# PROBLEM DETAILS
Identify the lines that contain the string "color" and report only how many there are.

● ● ●

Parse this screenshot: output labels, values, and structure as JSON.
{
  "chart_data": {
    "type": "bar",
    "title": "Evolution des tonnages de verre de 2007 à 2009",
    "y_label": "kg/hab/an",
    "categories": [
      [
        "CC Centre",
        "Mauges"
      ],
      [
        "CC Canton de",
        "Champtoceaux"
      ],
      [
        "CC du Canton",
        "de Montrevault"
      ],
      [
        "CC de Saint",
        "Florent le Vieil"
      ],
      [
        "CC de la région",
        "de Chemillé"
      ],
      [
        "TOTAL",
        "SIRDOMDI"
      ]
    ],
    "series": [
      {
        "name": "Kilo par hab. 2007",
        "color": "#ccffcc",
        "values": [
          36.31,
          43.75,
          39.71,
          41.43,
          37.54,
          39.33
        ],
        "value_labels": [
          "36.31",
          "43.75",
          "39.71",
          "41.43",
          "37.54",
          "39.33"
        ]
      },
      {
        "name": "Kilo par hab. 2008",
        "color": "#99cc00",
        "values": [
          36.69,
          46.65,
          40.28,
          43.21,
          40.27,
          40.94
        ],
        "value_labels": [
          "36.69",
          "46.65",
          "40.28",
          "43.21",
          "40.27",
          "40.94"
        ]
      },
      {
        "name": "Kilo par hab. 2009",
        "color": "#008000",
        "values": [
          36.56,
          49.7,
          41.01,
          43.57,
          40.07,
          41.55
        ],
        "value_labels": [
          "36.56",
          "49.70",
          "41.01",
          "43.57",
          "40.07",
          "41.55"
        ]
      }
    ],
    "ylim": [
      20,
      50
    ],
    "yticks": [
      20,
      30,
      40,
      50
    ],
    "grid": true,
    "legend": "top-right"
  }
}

● ● ●

# RIGHT ANSWER
3